— Start of Data section —
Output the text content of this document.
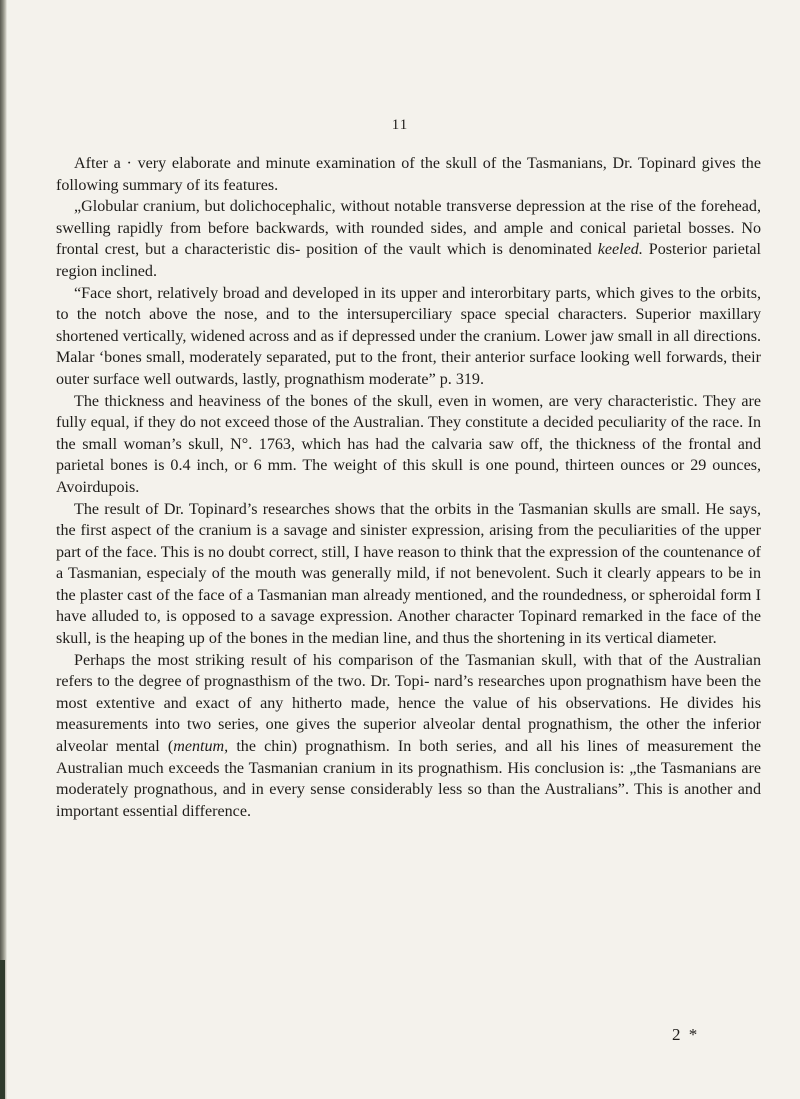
11

After a · very elaborate and minute examination of the skull of the Tasmanians, Dr. Topinard gives the following summary of its features.

„Globular cranium, but dolichocephalic, without notable transverse depression at the rise of the forehead, swelling rapidly from before backwards, with rounded sides, and ample and conical parietal bosses. No frontal crest, but a characteristic dis- position of the vault which is denominated keeled. Posterior parietal region inclined.

“Face short, relatively broad and developed in its upper and interorbitary parts, which gives to the orbits, to the notch above the nose, and to the intersuperciliary space special characters. Superior maxillary shortened vertically, widened across and as if depressed under the cranium. Lower jaw small in all directions. Malar ‘bones small, moderately separated, put to the front, their anterior surface looking well forwards, their outer surface well outwards, lastly, prognathism moderate” p. 319.

The thickness and heaviness of the bones of the skull, even in women, are very characteristic. They are fully equal, if they do not exceed those of the Australian. They constitute a decided peculiarity of the race. In the small woman’s skull, N°. 1763, which has had the calvaria saw off, the thickness of the frontal and parietal bones is 0.4 inch, or 6 mm. The weight of this skull is one pound, thirteen ounces or 29 ounces, Avoirdupois.

The result of Dr. Topinard’s researches shows that the orbits in the Tasmanian skulls are small. He says, the first aspect of the cranium is a savage and sinister expression, arising from the peculiarities of the upper part of the face. This is no doubt correct, still, I have reason to think that the expression of the countenance of a Tasmanian, especialy of the mouth was generally mild, if not benevolent. Such it clearly appears to be in the plaster cast of the face of a Tasmanian man already mentioned, and the roundedness, or spheroidal form I have alluded to, is opposed to a savage expression. Another character Topinard remarked in the face of the skull, is the heaping up of the bones in the median line, and thus the shortening in its vertical diameter.

Perhaps the most striking result of his comparison of the Tasmanian skull, with that of the Australian refers to the degree of prognasthism of the two. Dr. Topi- nard’s researches upon prognathism have been the most extentive and exact of any hitherto made, hence the value of his observations. He divides his measurements into two series, one gives the superior alveolar dental prognathism, the other the inferior alveolar mental (mentum, the chin) prognathism. In both series, and all his lines of measurement the Australian much exceeds the Tasmanian cranium in its prognathism. His conclusion is: „the Tasmanians are moderately prognathous, and in every sense considerably less so than the Australians”. This is another and important essential difference.

2 *
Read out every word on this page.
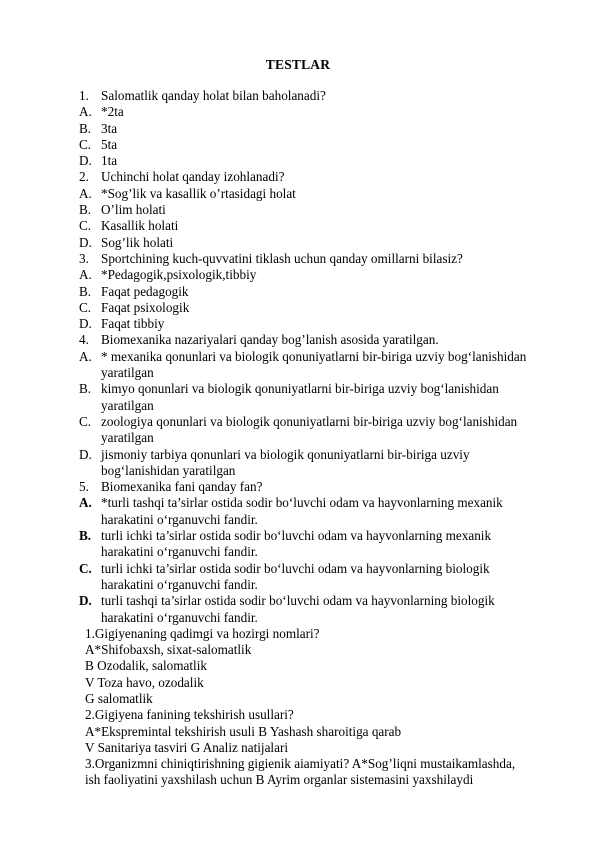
TESTLAR
1. Salomatlik qanday holat bilan baholanadi?
A. *2ta
B. 3ta
C. 5ta
D. 1ta
2. Uchinchi holat qanday izohlanadi?
A. *Sog’lik va kasallik o’rtasidagi holat
B. O’lim holati
C. Kasallik holati
D. Sog’lik holati
3. Sportchining kuch-quvvatini tiklash uchun qanday omillarni bilasiz?
A. *Pedagogik,psixologik,tibbiy
B. Faqat pedagogik
C. Faqat psixologik
D. Faqat tibbiy
4. Biomexanika nazariyalari qanday bog’lanish asosida yaratilgan.
A. * mexanika qonunlari va biologik qonuniyatlarni bir-biriga uzviy bog‘lanishidan
yaratilgan
B. kimyo qonunlari va biologik qonuniyatlarni bir-biriga uzviy bog‘lanishidan
yaratilgan
C. zoologiya qonunlari va biologik qonuniyatlarni bir-biriga uzviy bog‘lanishidan
yaratilgan
D. jismoniy tarbiya qonunlari va biologik qonuniyatlarni bir-biriga uzviy
bog‘lanishidan yaratilgan
5. Biomexanika fani qanday fan?
A. *turli tashqi ta’sirlar ostida sodir bo‘luvchi odam va hayvonlarning mexanik
harakatini o‘rganuvchi fandir.
B. turli ichki ta’sirlar ostida sodir bo‘luvchi odam va hayvonlarning mexanik
harakatini o‘rganuvchi fandir.
C. turli ichki ta’sirlar ostida sodir bo‘luvchi odam va hayvonlarning biologik
harakatini o‘rganuvchi fandir.
D. turli tashqi ta’sirlar ostida sodir bo‘luvchi odam va hayvonlarning biologik
harakatini o‘rganuvchi fandir.
1.Gigiyenaning qadimgi va hozirgi nomlari?
A*Shifobaxsh, sixat-salomatlik
B Ozodalik, salomatlik
V Toza havo, ozodalik
G salomatlik
2.Gigiyena fanining tekshirish usullari?
A*Ekspremintal tekshirish usuli B Yashash sharoitiga qarab
V Sanitariya tasviri G Analiz natijalari
3.Organizmni chiniqtirishning gigienik aiamiyati? A*Sog’liqni mustaikamlashda,
ish faoliyatini yaxshilash uchun B Ayrim organlar sistemasini yaxshilaydi
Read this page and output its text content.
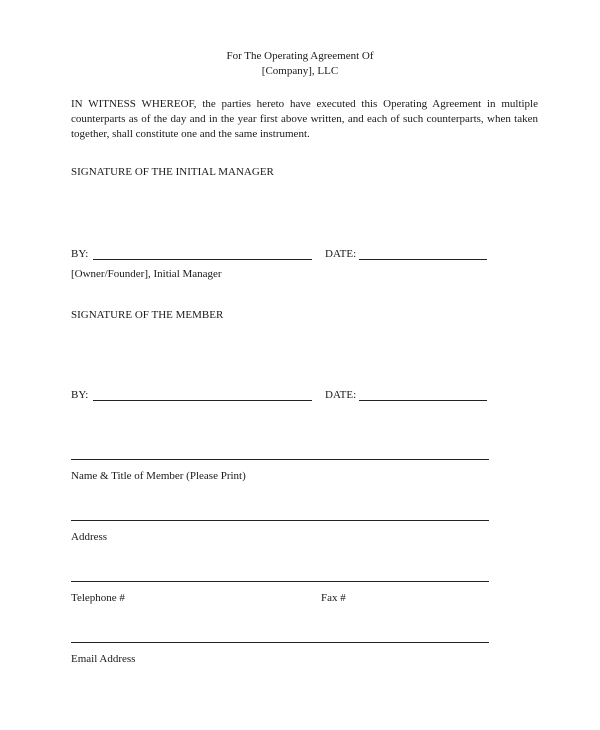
For The Operating Agreement Of
[Company], LLC
IN WITNESS WHEREOF, the parties hereto have executed this Operating Agreement in multiple counterparts as of the day and in the year first above written, and each of such counterparts, when taken together, shall constitute one and the same instrument.
SIGNATURE OF THE INITIAL MANAGER
BY:	DATE:
[Owner/Founder], Initial Manager
SIGNATURE OF THE MEMBER
BY:	DATE:
Name & Title of Member (Please Print)
Address
Telephone #	Fax #
Email Address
— End of Data section —
## Problem
Give the number of lines containing the word "qonunlari". No other answer is needed.

## Answer to the problem
4